— Begin Materials provided —

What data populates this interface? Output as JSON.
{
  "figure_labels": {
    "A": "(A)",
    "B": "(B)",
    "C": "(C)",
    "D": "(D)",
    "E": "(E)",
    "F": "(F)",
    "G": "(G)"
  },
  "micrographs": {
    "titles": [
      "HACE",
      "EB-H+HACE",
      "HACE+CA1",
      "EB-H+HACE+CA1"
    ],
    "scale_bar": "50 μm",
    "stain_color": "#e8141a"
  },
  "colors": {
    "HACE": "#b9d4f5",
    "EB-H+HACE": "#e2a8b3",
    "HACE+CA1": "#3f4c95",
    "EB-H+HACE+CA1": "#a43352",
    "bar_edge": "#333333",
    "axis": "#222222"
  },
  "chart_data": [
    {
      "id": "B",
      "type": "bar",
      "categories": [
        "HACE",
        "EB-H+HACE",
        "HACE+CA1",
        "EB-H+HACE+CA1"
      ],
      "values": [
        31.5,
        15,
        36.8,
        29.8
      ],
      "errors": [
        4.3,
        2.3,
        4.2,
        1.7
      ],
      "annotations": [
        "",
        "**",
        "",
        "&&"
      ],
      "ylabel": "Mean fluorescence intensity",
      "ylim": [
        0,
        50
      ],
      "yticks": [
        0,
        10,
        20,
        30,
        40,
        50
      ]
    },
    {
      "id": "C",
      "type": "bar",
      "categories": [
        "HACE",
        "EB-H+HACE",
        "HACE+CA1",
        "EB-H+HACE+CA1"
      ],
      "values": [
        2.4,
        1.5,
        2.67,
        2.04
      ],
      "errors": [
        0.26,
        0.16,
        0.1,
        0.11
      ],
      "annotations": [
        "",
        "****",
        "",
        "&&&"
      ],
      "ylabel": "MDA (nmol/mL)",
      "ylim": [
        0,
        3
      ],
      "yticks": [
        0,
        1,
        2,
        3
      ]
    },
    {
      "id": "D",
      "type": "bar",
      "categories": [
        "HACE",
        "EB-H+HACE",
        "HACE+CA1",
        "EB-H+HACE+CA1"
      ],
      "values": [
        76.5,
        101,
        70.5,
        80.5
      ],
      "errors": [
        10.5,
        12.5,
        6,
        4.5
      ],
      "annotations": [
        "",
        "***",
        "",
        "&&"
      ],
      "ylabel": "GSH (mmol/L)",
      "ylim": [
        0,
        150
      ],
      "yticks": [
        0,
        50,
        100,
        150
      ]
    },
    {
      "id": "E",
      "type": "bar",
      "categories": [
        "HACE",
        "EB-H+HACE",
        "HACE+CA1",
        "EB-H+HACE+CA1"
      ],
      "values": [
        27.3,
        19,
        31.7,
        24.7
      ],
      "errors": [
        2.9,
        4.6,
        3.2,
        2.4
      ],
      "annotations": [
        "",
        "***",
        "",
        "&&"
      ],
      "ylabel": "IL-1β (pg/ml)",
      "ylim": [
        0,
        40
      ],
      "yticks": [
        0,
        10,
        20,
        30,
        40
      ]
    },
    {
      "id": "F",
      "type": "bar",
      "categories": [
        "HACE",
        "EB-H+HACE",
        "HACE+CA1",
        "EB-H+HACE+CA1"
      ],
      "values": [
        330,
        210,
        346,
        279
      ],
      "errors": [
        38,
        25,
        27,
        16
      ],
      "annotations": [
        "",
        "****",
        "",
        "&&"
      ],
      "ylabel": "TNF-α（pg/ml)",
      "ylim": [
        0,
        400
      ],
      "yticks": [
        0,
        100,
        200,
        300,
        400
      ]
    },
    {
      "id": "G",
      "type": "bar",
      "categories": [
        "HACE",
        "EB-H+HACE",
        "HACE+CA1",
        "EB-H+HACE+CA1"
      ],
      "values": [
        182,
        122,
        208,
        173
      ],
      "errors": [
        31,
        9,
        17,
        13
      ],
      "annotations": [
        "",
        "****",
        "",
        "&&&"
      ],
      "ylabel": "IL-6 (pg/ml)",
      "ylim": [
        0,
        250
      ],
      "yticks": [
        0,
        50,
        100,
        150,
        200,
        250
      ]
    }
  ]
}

— End Materials provided —

Instruction
Write out every record, exactly as written.

Reply to the task
What data populates this interface? Output as JSON.
{
  "figure_labels": {
    "A": "(A)",
    "B": "(B)",
    "C": "(C)",
    "D": "(D)",
    "E": "(E)",
    "F": "(F)",
    "G": "(G)"
  },
  "micrographs": {
    "titles": [
      "HACE",
      "EB-H+HACE",
      "HACE+CA1",
      "EB-H+HACE+CA1"
    ],
    "scale_bar": "50 μm",
    "stain_color": "#e8141a"
  },
  "colors": {
    "HACE": "#b9d4f5",
    "EB-H+HACE": "#e2a8b3",
    "HACE+CA1": "#3f4c95",
    "EB-H+HACE+CA1": "#a43352",
    "bar_edge": "#333333",
    "axis": "#222222"
  },
  "chart_data": [
    {
      "id": "B",
      "type": "bar",
      "categories": [
        "HACE",
        "EB-H+HACE",
        "HACE+CA1",
        "EB-H+HACE+CA1"
      ],
      "values": [
        31.5,
        15,
        36.8,
        29.8
      ],
      "errors": [
        4.3,
        2.3,
        4.2,
        1.7
      ],
      "annotations": [
        "",
        "**",
        "",
        "&&"
      ],
      "ylabel": "Mean fluorescence intensity",
      "ylim": [
        0,
        50
      ],
      "yticks": [
        0,
        10,
        20,
        30,
        40,
        50
      ]
    },
    {
      "id": "C",
      "type": "bar",
      "categories": [
        "HACE",
        "EB-H+HACE",
        "HACE+CA1",
        "EB-H+HACE+CA1"
      ],
      "values": [
        2.4,
        1.5,
        2.67,
        2.04
      ],
      "errors": [
        0.26,
        0.16,
        0.1,
        0.11
      ],
      "annotations": [
        "",
        "****",
        "",
        "&&&"
      ],
      "ylabel": "MDA (nmol/mL)",
      "ylim": [
        0,
        3
      ],
      "yticks": [
        0,
        1,
        2,
        3
      ]
    },
    {
      "id": "D",
      "type": "bar",
      "categories": [
        "HACE",
        "EB-H+HACE",
        "HACE+CA1",
        "EB-H+HACE+CA1"
      ],
      "values": [
        76.5,
        101,
        70.5,
        80.5
      ],
      "errors": [
        10.5,
        12.5,
        6,
        4.5
      ],
      "annotations": [
        "",
        "***",
        "",
        "&&"
      ],
      "ylabel": "GSH (mmol/L)",
      "ylim": [
        0,
        150
      ],
      "yticks": [
        0,
        50,
        100,
        150
      ]
    },
    {
      "id": "E",
      "type": "bar",
      "categories": [
        "HACE",
        "EB-H+HACE",
        "HACE+CA1",
        "EB-H+HACE+CA1"
      ],
      "values": [
        27.3,
        19,
        31.7,
        24.7
      ],
      "errors": [
        2.9,
        4.6,
        3.2,
        2.4
      ],
      "annotations": [
        "",
        "***",
        "",
        "&&"
      ],
      "ylabel": "IL-1β (pg/ml)",
      "ylim": [
        0,
        40
      ],
      "yticks": [
        0,
        10,
        20,
        30,
        40
      ]
    },
    {
      "id": "F",
      "type": "bar",
      "categories": [
        "HACE",
        "EB-H+HACE",
        "HACE+CA1",
        "EB-H+HACE+CA1"
      ],
      "values": [
        330,
        210,
        346,
        279
      ],
      "errors": [
        38,
        25,
        27,
        16
      ],
      "annotations": [
        "",
        "****",
        "",
        "&&"
      ],
      "ylabel": "TNF-α（pg/ml)",
      "ylim": [
        0,
        400
      ],
      "yticks": [
        0,
        100,
        200,
        300,
        400
      ]
    },
    {
      "id": "G",
      "type": "bar",
      "categories": [
        "HACE",
        "EB-H+HACE",
        "HACE+CA1",
        "EB-H+HACE+CA1"
      ],
      "values": [
        182,
        122,
        208,
        173
      ],
      "errors": [
        31,
        9,
        17,
        13
      ],
      "annotations": [
        "",
        "****",
        "",
        "&&&"
      ],
      "ylabel": "IL-6 (pg/ml)",
      "ylim": [
        0,
        250
      ],
      "yticks": [
        0,
        50,
        100,
        150,
        200,
        250
      ]
    }
  ]
}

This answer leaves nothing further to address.